Aim of the task: Copy out exactly the lines from the one containing "Transcribe this image's" to the end of the records below, both included, and nothing else.

(Figure data in JSON)
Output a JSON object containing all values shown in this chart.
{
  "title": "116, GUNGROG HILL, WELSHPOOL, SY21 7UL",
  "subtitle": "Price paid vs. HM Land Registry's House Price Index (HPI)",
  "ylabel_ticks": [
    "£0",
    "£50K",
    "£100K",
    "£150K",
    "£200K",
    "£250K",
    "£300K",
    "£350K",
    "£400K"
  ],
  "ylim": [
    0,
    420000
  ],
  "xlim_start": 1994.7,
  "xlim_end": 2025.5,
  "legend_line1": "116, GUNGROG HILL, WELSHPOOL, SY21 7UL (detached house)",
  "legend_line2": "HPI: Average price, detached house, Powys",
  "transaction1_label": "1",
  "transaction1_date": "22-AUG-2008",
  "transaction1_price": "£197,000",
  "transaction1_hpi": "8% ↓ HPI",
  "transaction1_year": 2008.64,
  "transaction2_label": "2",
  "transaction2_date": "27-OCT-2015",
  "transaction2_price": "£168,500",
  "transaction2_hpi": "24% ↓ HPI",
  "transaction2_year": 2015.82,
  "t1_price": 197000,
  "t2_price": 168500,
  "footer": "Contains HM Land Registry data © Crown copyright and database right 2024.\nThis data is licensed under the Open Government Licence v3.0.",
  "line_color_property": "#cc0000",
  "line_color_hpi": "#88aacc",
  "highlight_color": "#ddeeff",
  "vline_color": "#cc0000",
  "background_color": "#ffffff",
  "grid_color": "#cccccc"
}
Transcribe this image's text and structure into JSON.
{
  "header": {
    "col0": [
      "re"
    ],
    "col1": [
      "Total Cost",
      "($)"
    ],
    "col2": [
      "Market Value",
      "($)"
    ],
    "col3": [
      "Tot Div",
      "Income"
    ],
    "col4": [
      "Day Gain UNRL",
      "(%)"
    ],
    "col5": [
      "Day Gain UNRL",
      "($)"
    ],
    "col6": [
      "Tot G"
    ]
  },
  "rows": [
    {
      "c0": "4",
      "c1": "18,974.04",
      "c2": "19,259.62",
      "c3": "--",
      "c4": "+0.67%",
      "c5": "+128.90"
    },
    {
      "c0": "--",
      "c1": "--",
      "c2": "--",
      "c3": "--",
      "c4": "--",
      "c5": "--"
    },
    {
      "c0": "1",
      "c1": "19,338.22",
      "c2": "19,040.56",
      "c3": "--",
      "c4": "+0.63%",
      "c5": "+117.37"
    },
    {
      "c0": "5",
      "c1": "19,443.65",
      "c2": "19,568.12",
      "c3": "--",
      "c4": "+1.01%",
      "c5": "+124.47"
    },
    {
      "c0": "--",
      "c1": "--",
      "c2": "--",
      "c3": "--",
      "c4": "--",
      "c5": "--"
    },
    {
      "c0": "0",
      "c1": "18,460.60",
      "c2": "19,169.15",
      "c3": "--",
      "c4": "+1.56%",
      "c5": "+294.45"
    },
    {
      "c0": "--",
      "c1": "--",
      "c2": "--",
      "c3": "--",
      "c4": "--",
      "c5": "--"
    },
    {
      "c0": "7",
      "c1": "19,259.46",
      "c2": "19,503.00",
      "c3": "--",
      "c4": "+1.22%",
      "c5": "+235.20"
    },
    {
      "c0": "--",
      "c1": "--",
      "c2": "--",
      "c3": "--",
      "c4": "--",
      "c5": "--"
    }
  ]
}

Worked solution:
Transcribe this image's text and structure into JSON.
{
  "header": {
    "col0": [
      "re"
    ],
    "col1": [
      "Total Cost",
      "($)"
    ],
    "col2": [
      "Market Value",
      "($)"
    ],
    "col3": [
      "Tot Div",
      "Income"
    ],
    "col4": [
      "Day Gain UNRL",
      "(%)"
    ],
    "col5": [
      "Day Gain UNRL",
      "($)"
    ],
    "col6": [
      "Tot G"
    ]
  },
  "rows": [
    {
      "c0": "4",
      "c1": "18,974.04",
      "c2": "19,259.62",
      "c3": "--",
      "c4": "+0.67%",
      "c5": "+128.90"
    },
    {
      "c0": "--",
      "c1": "--",
      "c2": "--",
      "c3": "--",
      "c4": "--",
      "c5": "--"
    },
    {
      "c0": "1",
      "c1": "19,338.22",
      "c2": "19,040.56",
      "c3": "--",
      "c4": "+0.63%",
      "c5": "+117.37"
    },
    {
      "c0": "5",
      "c1": "19,443.65",
      "c2": "19,568.12",
      "c3": "--",
      "c4": "+1.01%",
      "c5": "+124.47"
    },
    {
      "c0": "--",
      "c1": "--",
      "c2": "--",
      "c3": "--",
      "c4": "--",
      "c5": "--"
    },
    {
      "c0": "0",
      "c1": "18,460.60",
      "c2": "19,169.15",
      "c3": "--",
      "c4": "+1.56%",
      "c5": "+294.45"
    },
    {
      "c0": "--",
      "c1": "--",
      "c2": "--",
      "c3": "--",
      "c4": "--",
      "c5": "--"
    },
    {
      "c0": "7",
      "c1": "19,259.46",
      "c2": "19,503.00",
      "c3": "--",
      "c4": "+1.22%",
      "c5": "+235.20"
    },
    {
      "c0": "--",
      "c1": "--",
      "c2": "--",
      "c3": "--",
      "c4": "--",
      "c5": "--"
    }
  ]
}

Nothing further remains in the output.